Below are the records. List every line holding the word "header".

-- start INFORMATION GIVEN --

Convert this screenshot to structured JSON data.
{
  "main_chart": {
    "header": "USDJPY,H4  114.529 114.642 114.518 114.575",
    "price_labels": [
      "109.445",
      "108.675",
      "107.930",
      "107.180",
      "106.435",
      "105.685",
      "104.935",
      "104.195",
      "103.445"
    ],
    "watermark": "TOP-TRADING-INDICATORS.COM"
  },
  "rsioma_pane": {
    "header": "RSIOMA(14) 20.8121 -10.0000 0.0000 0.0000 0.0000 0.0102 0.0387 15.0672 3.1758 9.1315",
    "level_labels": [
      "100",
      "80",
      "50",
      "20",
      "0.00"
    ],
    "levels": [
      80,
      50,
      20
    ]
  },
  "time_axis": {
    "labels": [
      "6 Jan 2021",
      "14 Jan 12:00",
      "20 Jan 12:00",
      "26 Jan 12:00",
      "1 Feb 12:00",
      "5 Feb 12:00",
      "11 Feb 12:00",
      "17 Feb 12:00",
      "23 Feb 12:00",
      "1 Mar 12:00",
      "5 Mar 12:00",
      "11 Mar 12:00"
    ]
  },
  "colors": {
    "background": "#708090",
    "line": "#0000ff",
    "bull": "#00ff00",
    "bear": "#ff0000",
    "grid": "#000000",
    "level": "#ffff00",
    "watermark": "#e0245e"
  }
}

-- end INFORMATION GIVEN --

* [PROBLEM SOLUTION]
    "header": "USDJPY,H4  114.529 114.642 114.518 114.575",
    "header": "RSIOMA(14) 20.8121 -10.0000 0.0000 0.0000 0.0000 0.0102 0.0387 15.0672 3.1758 9.1315",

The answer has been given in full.